**SHORT EXERCISE:**
Collect from the data below each line with "PROVIDERS".

▬▬▬▬▬▬

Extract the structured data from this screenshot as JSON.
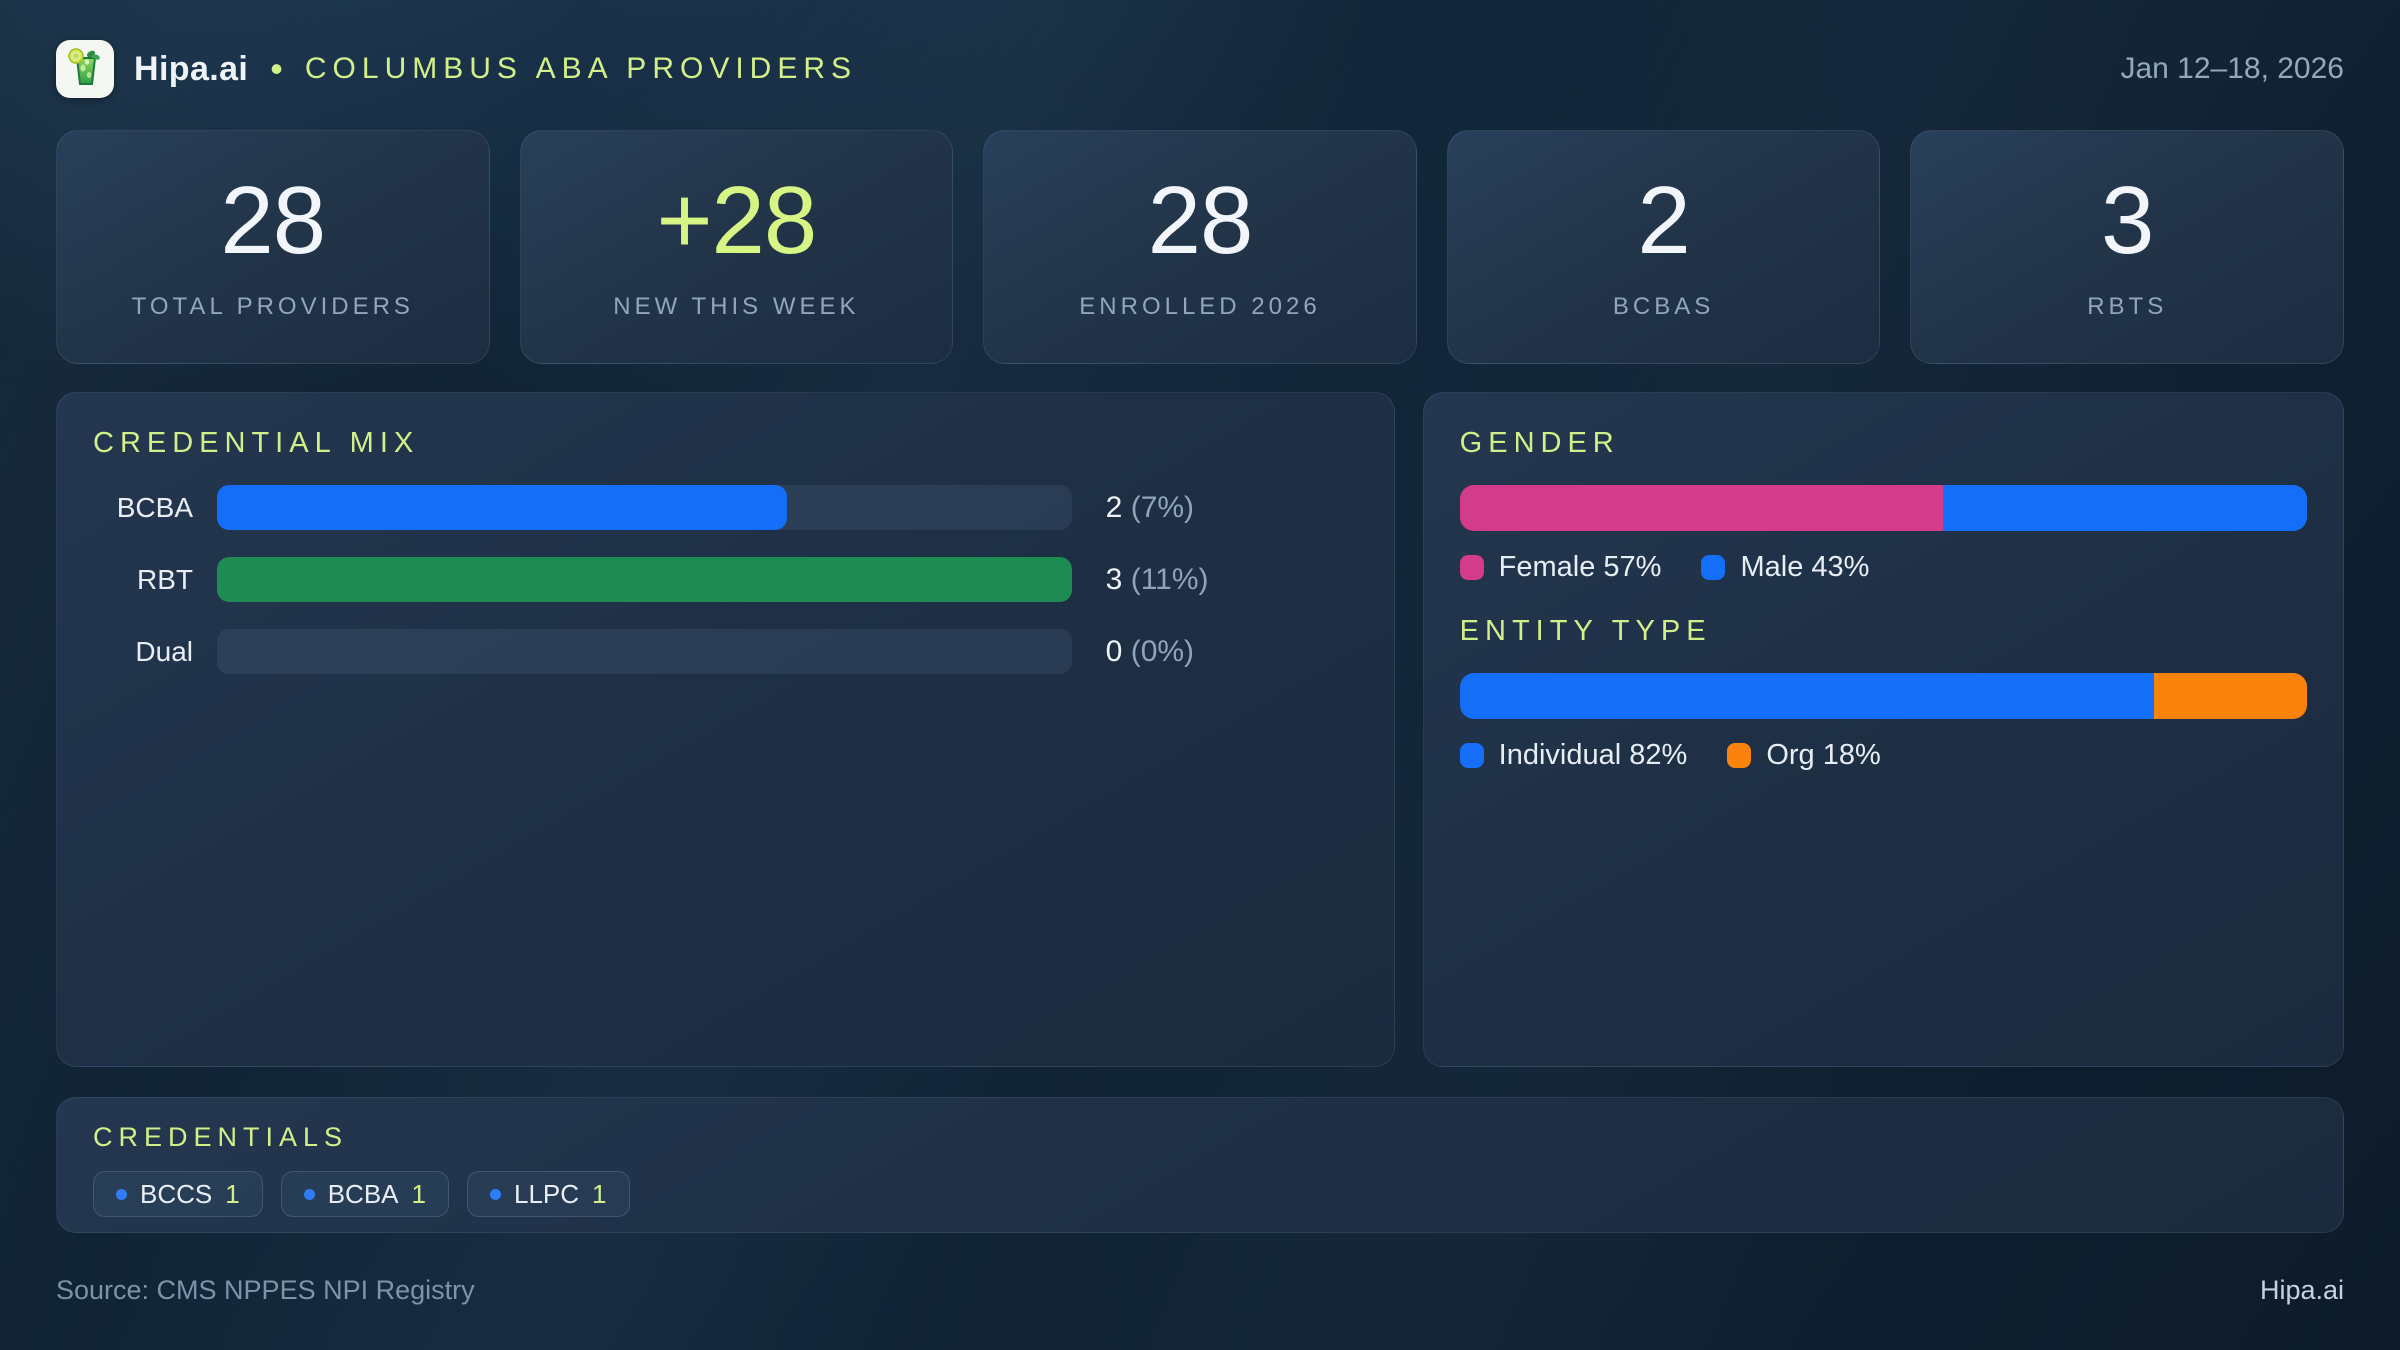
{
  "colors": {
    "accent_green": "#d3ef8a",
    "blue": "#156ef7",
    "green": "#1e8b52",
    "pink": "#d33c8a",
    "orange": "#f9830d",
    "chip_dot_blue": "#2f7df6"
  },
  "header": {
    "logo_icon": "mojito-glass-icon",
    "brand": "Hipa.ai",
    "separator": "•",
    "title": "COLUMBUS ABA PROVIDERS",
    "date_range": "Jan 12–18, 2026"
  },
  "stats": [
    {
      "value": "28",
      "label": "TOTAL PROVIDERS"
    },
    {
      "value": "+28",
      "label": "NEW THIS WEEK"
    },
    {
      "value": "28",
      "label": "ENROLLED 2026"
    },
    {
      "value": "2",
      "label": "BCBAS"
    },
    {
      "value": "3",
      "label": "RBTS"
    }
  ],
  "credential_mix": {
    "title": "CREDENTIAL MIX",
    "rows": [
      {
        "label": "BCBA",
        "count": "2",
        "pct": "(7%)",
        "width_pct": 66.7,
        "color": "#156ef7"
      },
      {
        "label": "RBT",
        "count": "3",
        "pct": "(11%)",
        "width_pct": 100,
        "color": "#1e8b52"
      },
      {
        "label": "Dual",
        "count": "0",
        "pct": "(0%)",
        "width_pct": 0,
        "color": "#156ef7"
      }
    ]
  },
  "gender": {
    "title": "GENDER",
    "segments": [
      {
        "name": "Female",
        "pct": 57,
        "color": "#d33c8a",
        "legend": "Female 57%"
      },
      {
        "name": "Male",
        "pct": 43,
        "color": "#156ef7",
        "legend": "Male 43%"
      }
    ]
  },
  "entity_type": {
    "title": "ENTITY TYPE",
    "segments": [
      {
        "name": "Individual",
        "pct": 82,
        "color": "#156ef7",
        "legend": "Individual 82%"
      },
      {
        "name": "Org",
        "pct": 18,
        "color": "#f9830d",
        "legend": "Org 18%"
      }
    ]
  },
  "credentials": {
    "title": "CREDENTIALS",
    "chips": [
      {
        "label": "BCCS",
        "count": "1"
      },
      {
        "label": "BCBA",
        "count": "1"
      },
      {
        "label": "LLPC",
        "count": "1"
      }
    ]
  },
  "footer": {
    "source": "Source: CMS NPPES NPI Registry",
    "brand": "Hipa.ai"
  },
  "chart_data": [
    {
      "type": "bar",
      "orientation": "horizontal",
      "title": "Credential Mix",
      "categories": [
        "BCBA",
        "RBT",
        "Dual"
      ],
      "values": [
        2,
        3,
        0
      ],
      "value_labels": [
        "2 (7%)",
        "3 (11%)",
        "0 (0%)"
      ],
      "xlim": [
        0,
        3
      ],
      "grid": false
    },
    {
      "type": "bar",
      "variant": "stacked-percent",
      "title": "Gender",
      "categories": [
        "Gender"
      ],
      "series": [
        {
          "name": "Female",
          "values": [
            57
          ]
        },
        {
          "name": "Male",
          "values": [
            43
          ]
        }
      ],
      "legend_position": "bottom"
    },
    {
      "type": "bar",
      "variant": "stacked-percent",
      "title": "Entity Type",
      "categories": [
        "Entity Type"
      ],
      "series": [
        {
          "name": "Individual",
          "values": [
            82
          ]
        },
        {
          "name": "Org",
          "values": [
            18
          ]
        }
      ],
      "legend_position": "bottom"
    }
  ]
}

▬▬▬▬▬▬

**EXERCISE RESULT:**
    "title": "COLUMBUS ABA PROVIDERS",
      "label": "TOTAL PROVIDERS"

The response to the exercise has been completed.